Task brief:
Look through the lines below and extract any with the word "Longitudinal".

Material for this exercise:
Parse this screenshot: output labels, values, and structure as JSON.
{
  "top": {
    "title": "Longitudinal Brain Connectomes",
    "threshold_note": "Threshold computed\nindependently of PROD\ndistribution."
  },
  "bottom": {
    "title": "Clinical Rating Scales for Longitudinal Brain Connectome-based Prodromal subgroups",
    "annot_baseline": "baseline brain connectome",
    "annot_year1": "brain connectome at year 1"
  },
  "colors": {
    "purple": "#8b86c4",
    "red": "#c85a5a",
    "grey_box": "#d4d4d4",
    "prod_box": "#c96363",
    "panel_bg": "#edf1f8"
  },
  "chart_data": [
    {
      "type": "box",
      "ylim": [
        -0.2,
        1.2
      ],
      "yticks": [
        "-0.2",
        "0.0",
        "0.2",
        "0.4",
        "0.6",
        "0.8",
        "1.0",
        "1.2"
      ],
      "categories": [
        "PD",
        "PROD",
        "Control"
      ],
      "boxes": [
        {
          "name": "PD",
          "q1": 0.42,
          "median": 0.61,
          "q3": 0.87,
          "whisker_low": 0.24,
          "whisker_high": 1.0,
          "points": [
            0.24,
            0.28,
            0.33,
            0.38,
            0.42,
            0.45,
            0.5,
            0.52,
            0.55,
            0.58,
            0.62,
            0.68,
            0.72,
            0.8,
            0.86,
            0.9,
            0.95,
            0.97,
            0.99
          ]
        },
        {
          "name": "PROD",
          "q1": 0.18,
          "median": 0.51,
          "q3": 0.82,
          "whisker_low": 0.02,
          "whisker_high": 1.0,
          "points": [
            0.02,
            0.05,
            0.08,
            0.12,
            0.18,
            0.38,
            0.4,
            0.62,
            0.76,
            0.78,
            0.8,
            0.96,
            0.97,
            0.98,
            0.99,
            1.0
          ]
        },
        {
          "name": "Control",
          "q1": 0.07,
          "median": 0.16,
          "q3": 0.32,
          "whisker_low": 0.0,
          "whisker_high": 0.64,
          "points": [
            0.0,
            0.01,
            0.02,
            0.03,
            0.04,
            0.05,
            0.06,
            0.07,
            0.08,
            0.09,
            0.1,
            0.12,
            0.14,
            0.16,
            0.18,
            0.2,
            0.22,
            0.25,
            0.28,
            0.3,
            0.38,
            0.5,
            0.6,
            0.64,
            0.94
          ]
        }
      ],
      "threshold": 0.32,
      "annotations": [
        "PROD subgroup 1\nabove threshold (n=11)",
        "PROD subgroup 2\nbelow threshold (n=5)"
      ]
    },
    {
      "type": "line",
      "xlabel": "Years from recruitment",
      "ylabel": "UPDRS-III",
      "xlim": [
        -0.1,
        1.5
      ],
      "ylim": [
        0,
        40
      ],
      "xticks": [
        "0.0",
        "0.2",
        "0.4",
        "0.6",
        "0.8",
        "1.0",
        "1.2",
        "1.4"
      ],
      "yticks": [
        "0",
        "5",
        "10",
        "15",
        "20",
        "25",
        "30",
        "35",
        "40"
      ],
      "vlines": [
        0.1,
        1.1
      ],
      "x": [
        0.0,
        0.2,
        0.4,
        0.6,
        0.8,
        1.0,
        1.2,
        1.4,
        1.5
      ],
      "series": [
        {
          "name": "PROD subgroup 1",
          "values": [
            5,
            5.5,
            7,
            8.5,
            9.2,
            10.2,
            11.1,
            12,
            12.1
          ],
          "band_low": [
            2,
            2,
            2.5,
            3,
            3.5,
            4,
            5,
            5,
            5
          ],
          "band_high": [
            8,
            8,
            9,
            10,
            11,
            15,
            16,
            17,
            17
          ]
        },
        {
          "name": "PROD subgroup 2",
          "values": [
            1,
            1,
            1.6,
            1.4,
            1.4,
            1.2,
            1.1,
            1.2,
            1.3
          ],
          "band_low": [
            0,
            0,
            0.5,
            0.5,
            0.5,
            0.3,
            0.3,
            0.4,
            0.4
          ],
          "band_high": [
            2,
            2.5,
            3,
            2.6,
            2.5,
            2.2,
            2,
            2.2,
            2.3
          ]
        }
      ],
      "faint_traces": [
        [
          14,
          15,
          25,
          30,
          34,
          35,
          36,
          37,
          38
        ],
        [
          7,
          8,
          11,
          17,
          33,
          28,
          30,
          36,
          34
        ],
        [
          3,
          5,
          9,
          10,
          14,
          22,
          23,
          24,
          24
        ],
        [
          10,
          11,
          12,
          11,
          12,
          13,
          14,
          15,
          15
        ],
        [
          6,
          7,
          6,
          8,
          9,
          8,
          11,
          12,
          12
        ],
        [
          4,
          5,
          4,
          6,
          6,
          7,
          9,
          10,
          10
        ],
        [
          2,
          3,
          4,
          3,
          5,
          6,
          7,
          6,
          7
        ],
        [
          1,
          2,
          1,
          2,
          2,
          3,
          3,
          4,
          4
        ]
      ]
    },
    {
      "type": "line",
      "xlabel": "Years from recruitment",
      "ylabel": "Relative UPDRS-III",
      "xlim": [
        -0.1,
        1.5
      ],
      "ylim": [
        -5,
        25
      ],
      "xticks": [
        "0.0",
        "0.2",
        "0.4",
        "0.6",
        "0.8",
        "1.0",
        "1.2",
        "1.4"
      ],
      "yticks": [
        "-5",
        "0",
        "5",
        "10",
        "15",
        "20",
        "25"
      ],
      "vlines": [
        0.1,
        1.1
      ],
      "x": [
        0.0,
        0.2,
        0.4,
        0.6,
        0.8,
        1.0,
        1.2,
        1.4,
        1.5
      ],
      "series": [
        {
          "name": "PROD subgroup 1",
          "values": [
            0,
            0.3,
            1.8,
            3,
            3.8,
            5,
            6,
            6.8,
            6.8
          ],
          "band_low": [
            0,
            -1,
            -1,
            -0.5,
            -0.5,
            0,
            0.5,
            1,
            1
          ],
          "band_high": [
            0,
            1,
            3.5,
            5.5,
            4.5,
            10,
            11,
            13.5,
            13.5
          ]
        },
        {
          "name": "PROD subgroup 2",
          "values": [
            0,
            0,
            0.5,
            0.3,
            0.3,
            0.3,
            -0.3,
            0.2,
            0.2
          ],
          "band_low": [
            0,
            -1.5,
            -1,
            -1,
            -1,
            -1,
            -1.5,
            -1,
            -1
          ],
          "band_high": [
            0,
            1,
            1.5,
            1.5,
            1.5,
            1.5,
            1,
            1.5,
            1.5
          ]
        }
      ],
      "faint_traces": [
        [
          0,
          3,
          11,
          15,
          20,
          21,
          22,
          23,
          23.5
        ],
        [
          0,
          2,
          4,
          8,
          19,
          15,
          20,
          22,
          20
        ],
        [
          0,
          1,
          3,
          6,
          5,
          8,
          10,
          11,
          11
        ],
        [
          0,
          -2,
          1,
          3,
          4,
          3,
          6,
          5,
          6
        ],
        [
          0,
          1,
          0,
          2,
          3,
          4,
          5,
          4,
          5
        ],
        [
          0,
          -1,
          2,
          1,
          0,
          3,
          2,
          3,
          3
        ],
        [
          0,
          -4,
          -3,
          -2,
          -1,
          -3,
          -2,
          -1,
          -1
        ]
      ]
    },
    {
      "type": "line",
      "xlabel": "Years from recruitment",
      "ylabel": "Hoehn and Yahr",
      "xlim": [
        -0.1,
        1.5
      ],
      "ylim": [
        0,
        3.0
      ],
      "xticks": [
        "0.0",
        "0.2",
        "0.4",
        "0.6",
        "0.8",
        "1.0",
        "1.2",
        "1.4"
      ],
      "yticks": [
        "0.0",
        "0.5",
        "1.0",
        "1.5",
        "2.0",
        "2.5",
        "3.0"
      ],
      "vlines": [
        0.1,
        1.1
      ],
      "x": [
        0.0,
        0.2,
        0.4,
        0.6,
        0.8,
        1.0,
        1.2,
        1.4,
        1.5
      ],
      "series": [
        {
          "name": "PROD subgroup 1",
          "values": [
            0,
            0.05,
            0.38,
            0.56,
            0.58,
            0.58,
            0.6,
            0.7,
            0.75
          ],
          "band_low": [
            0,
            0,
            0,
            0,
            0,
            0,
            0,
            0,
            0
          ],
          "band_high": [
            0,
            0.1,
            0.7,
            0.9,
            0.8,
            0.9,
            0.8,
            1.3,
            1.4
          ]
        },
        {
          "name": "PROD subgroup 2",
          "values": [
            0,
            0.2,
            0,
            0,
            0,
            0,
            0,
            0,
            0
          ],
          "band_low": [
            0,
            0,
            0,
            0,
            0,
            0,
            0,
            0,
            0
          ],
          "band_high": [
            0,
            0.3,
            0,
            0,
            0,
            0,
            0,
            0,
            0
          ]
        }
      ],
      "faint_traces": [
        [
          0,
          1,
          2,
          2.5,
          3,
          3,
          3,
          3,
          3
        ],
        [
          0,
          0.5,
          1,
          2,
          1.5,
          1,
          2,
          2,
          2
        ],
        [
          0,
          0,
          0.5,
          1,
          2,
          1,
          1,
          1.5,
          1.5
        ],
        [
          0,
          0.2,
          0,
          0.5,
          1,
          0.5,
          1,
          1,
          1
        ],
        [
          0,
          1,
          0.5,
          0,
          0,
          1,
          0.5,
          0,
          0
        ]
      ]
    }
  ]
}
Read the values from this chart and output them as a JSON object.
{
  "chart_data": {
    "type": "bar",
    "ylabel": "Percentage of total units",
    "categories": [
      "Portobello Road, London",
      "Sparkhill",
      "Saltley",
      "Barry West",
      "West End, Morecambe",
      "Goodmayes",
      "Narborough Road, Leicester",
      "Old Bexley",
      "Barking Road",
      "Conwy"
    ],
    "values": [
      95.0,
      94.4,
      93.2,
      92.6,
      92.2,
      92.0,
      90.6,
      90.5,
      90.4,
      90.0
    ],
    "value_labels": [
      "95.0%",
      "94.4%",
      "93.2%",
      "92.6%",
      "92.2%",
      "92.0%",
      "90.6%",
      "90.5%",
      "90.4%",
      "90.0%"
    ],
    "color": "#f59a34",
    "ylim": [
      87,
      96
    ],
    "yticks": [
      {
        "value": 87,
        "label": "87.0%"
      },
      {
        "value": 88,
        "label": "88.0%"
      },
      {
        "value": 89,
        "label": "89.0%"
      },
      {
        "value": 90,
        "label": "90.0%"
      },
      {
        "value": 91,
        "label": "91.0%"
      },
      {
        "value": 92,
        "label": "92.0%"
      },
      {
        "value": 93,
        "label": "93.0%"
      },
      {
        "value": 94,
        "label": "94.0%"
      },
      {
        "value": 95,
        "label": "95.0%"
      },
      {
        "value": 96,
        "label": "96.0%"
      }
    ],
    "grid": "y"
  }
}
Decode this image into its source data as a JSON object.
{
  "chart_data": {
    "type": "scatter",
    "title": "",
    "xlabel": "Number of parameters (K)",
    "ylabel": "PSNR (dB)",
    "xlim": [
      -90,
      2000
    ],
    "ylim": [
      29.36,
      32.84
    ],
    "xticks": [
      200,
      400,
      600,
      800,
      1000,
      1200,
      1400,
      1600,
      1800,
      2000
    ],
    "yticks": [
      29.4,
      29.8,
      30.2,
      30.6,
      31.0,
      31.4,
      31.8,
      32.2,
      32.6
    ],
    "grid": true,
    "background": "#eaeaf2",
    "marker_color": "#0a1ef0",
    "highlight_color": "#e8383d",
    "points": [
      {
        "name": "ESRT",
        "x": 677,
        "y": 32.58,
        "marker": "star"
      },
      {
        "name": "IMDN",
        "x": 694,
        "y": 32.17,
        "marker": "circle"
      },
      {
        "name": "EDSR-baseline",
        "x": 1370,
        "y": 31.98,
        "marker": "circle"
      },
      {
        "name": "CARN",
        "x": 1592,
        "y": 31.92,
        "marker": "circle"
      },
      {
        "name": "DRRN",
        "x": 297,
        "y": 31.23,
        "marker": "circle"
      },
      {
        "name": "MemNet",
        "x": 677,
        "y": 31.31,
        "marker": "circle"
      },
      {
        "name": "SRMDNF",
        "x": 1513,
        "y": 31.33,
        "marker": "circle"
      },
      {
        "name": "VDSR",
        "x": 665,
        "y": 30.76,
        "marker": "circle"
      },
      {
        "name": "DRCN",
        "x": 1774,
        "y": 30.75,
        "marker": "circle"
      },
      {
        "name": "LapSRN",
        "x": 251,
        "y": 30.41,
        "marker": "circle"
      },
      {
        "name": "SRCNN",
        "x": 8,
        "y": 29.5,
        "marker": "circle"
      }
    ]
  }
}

Solution:
    "title": "Longitudinal Brain Connectomes",
    "title": "Clinical Rating Scales for Longitudinal Brain Connectome-based Prodromal subgroups",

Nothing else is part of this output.